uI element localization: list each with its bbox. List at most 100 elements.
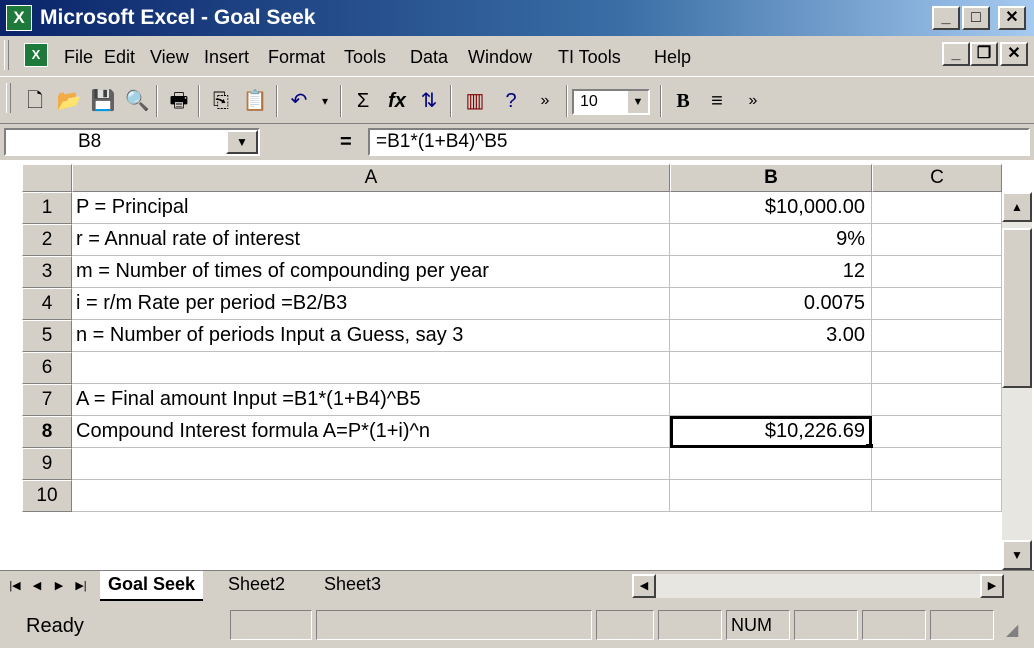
workbook-icon[interactable]: X xyxy=(24,43,48,67)
name-box[interactable]: B8 ▼ xyxy=(4,128,260,156)
help-icon[interactable]: ? xyxy=(496,86,526,116)
menu-edit[interactable]: Edit xyxy=(104,46,135,68)
cell-a5[interactable]: n = Number of periods Input a Guess, say… xyxy=(72,320,670,352)
paste-icon[interactable]: 📋 xyxy=(240,86,270,116)
cell-c8[interactable] xyxy=(872,416,1002,448)
menu-ti-tools[interactable]: TI Tools xyxy=(558,46,621,68)
select-all-button[interactable] xyxy=(22,164,72,192)
doc-close-button[interactable]: ✕ xyxy=(1000,42,1028,66)
close-button[interactable]: ✕ xyxy=(998,6,1026,30)
chevron-down-icon[interactable]: ▼ xyxy=(226,130,258,154)
row-header[interactable]: 1 xyxy=(22,192,72,224)
print-preview-icon[interactable]: 🔍 xyxy=(122,86,152,116)
menu-file[interactable]: File xyxy=(64,46,93,68)
resize-grip-icon[interactable]: ◢ xyxy=(1006,620,1018,640)
menu-tools[interactable]: Tools xyxy=(344,46,386,68)
row-header[interactable]: 3 xyxy=(22,256,72,288)
cell-c6[interactable] xyxy=(872,352,1002,384)
row-header[interactable]: 5 xyxy=(22,320,72,352)
cell-a4[interactable]: i = r/m Rate per period =B2/B3 xyxy=(72,288,670,320)
cell-c7[interactable] xyxy=(872,384,1002,416)
cell-a7[interactable]: A = Final amount Input =B1*(1+B4)^B5 xyxy=(72,384,670,416)
menu-format[interactable]: Format xyxy=(268,46,325,68)
column-header-b[interactable]: B xyxy=(670,164,872,192)
vertical-scrollbar[interactable]: ▲ ▼ xyxy=(1002,192,1032,570)
row-header[interactable]: 10 xyxy=(22,480,72,512)
formula-input[interactable]: =B1*(1+B4)^B5 xyxy=(368,128,1030,156)
function-icon[interactable]: fx xyxy=(382,86,412,116)
scroll-right-icon[interactable]: ▶ xyxy=(980,574,1004,598)
doc-restore-button[interactable]: ❐ xyxy=(970,42,998,66)
cell-b5[interactable]: 3.00 xyxy=(670,320,872,352)
cell-b1[interactable]: $10,000.00 xyxy=(670,192,872,224)
scroll-left-icon[interactable]: ◀ xyxy=(632,574,656,598)
undo-dropdown-icon[interactable]: ▾ xyxy=(310,86,340,116)
menu-data[interactable]: Data xyxy=(410,46,448,68)
cell-b4[interactable]: 0.0075 xyxy=(670,288,872,320)
copy-icon[interactable]: ⎘ xyxy=(206,86,236,116)
row-header[interactable]: 8 xyxy=(22,416,72,448)
cell-a8[interactable]: Compound Interest formula A=P*(1+i)^n xyxy=(72,416,670,448)
cell-c5[interactable] xyxy=(872,320,1002,352)
cell-b9[interactable] xyxy=(670,448,872,480)
cell-b2[interactable]: 9% xyxy=(670,224,872,256)
column-header-a[interactable]: A xyxy=(72,164,670,192)
print-icon[interactable]: 🖶 xyxy=(164,86,194,116)
cell-b3[interactable]: 12 xyxy=(670,256,872,288)
scroll-up-icon[interactable]: ▲ xyxy=(1002,192,1032,222)
menu-window[interactable]: Window xyxy=(468,46,532,68)
cell-c4[interactable] xyxy=(872,288,1002,320)
menu-view[interactable]: View xyxy=(150,46,189,68)
cell-c10[interactable] xyxy=(872,480,1002,512)
horizontal-scrollbar[interactable]: ◀ ▶ xyxy=(632,574,1004,598)
save-icon[interactable]: 💾 xyxy=(88,86,118,116)
cell-b10[interactable] xyxy=(670,480,872,512)
cell-a6[interactable] xyxy=(72,352,670,384)
more-buttons-icon[interactable]: » xyxy=(530,86,560,116)
scroll-down-icon[interactable]: ▼ xyxy=(1002,540,1032,570)
tab-goal-seek[interactable]: Goal Seek xyxy=(100,571,204,601)
cell-c9[interactable] xyxy=(872,448,1002,480)
cell-a1[interactable]: P = Principal xyxy=(72,192,670,224)
cell-b8[interactable]: $10,226.69 xyxy=(670,416,872,448)
tab-sheet3[interactable]: Sheet3 xyxy=(316,571,389,599)
toolbar-grip[interactable] xyxy=(6,83,11,113)
cell-a9[interactable] xyxy=(72,448,670,480)
new-icon[interactable]: 🗋 xyxy=(20,86,50,116)
open-icon[interactable]: 📂 xyxy=(54,86,84,116)
tab-sheet2[interactable]: Sheet2 xyxy=(220,571,293,599)
equals-button[interactable]: = xyxy=(340,130,352,154)
cell-c2[interactable] xyxy=(872,224,1002,256)
row-header[interactable]: 4 xyxy=(22,288,72,320)
row-header[interactable]: 6 xyxy=(22,352,72,384)
font-size-select[interactable]: 10 ▼ xyxy=(572,89,650,115)
scroll-thumb[interactable] xyxy=(1002,228,1032,388)
cell-b6[interactable] xyxy=(670,352,872,384)
cell-a2[interactable]: r = Annual rate of interest xyxy=(72,224,670,256)
row-header[interactable]: 9 xyxy=(22,448,72,480)
row-header[interactable]: 7 xyxy=(22,384,72,416)
cell-a3[interactable]: m = Number of times of compounding per y… xyxy=(72,256,670,288)
first-sheet-icon[interactable]: |◀ xyxy=(4,575,26,597)
chevron-down-icon[interactable]: ▼ xyxy=(627,91,648,113)
excel-icon[interactable]: X xyxy=(6,5,32,31)
doc-minimize-button[interactable]: _ xyxy=(942,42,970,66)
bold-button[interactable]: B xyxy=(668,86,698,116)
cell-c1[interactable] xyxy=(872,192,1002,224)
minimize-button[interactable]: _ xyxy=(932,6,960,30)
align-center-icon[interactable]: ≡ xyxy=(702,86,732,116)
more-buttons-icon[interactable]: » xyxy=(738,86,768,116)
cell-c3[interactable] xyxy=(872,256,1002,288)
autosum-icon[interactable]: Σ xyxy=(348,86,378,116)
menu-grip[interactable] xyxy=(4,40,9,70)
previous-sheet-icon[interactable]: ◀ xyxy=(26,575,48,597)
last-sheet-icon[interactable]: ▶| xyxy=(70,575,92,597)
menu-insert[interactable]: Insert xyxy=(204,46,249,68)
next-sheet-icon[interactable]: ▶ xyxy=(48,575,70,597)
column-header-c[interactable]: C xyxy=(872,164,1002,192)
cell-a10[interactable] xyxy=(72,480,670,512)
chart-wizard-icon[interactable]: ▥ xyxy=(460,86,490,116)
row-header[interactable]: 2 xyxy=(22,224,72,256)
cell-b7[interactable] xyxy=(670,384,872,416)
menu-help[interactable]: Help xyxy=(654,46,691,68)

··········

*REQUEST:* Locate every line in the items above that contains the string "chevron" and copy each such line. The match is case-sensitive.

*CORRECT ANSWER:*
chevron-down-icon[interactable]: ▼ xyxy=(226,130,258,154)
chevron-down-icon[interactable]: ▼ xyxy=(627,91,648,113)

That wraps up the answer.